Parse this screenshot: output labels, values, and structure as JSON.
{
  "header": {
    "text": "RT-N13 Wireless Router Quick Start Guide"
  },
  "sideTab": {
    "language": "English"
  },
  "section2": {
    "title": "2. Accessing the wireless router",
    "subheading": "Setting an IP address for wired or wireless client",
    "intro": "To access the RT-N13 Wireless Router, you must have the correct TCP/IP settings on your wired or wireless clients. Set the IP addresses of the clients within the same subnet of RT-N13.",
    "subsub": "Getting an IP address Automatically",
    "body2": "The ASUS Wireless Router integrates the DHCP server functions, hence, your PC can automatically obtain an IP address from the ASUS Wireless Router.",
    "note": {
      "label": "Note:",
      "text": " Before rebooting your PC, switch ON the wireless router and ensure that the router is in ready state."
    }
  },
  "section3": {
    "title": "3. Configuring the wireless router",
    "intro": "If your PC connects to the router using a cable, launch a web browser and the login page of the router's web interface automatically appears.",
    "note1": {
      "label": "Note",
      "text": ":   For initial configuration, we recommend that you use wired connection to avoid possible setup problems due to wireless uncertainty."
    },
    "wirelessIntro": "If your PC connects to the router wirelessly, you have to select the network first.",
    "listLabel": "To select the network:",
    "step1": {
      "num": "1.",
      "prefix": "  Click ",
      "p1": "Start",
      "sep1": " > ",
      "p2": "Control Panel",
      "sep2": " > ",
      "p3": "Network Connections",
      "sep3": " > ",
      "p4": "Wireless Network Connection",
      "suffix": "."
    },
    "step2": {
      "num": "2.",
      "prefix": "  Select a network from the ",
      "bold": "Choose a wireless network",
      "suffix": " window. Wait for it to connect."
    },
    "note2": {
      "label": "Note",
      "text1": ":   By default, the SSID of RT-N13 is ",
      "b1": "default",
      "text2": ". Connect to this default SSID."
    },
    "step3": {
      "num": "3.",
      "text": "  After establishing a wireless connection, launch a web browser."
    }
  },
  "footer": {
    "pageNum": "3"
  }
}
■ ■ ■ ■
* WRITTEN PROBLEM *
From the entries above, collect every line with the string "connects" in it.

* EXERCISE SOLUTION *
    "intro": "If your PC connects to the router using a cable, launch a web browser and the login page of the router's web interface automatically appears.",
    "wirelessIntro": "If your PC connects to the router wirelessly, you have to select the network first.",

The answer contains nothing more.